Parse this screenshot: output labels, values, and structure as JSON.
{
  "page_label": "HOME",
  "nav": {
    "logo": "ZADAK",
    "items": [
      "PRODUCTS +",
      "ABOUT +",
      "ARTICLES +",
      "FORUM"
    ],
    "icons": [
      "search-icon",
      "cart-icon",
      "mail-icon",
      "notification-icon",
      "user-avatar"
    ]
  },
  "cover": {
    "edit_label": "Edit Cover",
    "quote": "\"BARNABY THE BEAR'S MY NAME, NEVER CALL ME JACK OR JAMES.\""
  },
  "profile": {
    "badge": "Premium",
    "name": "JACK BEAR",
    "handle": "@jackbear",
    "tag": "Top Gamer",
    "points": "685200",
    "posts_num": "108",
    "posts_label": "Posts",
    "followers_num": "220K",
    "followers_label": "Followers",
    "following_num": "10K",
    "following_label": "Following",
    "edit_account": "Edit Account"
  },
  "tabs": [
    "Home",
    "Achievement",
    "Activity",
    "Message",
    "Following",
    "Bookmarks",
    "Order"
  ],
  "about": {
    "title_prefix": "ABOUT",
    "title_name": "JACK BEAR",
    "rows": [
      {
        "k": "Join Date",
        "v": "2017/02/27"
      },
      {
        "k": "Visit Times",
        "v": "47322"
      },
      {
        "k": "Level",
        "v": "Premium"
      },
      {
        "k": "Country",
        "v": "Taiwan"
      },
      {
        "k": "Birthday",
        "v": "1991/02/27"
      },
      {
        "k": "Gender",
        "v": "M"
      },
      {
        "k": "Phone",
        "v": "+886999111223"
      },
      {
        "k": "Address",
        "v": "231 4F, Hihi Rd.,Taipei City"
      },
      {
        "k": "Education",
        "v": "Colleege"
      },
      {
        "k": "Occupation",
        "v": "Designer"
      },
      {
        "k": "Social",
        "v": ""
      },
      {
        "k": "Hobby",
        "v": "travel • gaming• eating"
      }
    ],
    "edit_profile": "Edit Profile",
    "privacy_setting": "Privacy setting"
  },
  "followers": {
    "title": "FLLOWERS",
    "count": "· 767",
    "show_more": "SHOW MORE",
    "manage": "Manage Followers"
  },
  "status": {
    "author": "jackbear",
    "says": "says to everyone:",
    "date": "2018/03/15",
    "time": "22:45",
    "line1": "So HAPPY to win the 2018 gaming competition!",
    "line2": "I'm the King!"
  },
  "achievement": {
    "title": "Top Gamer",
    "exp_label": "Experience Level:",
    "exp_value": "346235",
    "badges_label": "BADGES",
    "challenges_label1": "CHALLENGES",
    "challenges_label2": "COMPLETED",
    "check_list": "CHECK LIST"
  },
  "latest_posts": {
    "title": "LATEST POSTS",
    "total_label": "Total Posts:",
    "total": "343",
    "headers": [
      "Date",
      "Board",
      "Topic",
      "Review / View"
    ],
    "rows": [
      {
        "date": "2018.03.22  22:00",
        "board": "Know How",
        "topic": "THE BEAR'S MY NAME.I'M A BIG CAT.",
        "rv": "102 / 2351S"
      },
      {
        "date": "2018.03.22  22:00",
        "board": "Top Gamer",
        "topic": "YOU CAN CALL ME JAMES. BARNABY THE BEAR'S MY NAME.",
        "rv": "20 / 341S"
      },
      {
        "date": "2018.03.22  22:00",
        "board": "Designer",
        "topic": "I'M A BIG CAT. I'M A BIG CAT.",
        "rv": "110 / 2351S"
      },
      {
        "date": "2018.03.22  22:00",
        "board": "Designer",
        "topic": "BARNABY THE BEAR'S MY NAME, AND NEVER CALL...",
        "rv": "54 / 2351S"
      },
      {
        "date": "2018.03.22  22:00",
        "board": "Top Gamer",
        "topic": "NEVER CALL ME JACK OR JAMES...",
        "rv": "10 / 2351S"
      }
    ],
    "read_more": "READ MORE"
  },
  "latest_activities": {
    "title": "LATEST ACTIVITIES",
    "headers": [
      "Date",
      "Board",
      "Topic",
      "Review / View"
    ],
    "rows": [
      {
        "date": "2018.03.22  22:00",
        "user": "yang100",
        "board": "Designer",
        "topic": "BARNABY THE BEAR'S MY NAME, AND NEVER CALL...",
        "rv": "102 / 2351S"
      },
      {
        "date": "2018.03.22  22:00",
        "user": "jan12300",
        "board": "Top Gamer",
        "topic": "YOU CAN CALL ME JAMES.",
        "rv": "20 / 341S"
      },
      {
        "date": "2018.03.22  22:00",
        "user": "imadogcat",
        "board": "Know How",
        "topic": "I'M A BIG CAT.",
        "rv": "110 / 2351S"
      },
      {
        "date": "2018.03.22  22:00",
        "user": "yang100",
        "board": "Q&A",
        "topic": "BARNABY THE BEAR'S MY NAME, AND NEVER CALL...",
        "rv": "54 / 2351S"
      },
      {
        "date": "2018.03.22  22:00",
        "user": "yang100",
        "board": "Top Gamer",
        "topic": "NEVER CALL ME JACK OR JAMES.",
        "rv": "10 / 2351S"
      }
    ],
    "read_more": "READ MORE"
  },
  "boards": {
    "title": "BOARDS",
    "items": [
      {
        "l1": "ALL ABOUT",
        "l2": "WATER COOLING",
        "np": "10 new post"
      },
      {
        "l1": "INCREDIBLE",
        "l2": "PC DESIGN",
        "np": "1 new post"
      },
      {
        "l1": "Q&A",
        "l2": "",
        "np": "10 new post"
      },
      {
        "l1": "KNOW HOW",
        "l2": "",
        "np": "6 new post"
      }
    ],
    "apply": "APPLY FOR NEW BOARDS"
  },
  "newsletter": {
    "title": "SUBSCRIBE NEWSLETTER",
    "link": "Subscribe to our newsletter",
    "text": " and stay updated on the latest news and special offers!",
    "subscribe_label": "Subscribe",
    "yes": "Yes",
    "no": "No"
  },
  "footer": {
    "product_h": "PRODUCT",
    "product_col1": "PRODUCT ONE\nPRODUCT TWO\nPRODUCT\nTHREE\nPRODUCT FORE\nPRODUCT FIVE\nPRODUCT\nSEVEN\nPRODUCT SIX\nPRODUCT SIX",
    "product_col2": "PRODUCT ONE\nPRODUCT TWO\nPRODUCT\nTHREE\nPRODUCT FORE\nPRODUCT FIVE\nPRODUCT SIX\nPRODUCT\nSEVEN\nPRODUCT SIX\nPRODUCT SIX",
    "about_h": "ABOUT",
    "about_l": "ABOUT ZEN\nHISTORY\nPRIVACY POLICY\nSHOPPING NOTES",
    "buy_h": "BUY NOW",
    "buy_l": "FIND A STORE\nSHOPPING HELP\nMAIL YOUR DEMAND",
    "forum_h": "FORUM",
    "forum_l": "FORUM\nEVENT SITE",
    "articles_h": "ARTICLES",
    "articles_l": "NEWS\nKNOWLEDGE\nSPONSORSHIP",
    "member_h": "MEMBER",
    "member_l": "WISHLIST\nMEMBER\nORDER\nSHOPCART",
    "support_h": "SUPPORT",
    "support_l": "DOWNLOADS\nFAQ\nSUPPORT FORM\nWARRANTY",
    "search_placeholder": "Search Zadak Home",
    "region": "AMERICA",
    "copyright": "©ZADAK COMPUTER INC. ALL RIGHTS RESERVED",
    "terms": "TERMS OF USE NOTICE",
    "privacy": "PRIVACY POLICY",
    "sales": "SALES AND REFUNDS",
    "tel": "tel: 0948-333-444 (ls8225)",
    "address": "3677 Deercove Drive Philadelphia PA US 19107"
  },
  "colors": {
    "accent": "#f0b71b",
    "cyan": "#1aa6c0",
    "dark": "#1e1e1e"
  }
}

What to produce: Find all lines holding the string "FORUM" and copy them.

Response to the task:
      "FORUM"
    "forum_h": "FORUM",
    "forum_l": "FORUM\nEVENT SITE",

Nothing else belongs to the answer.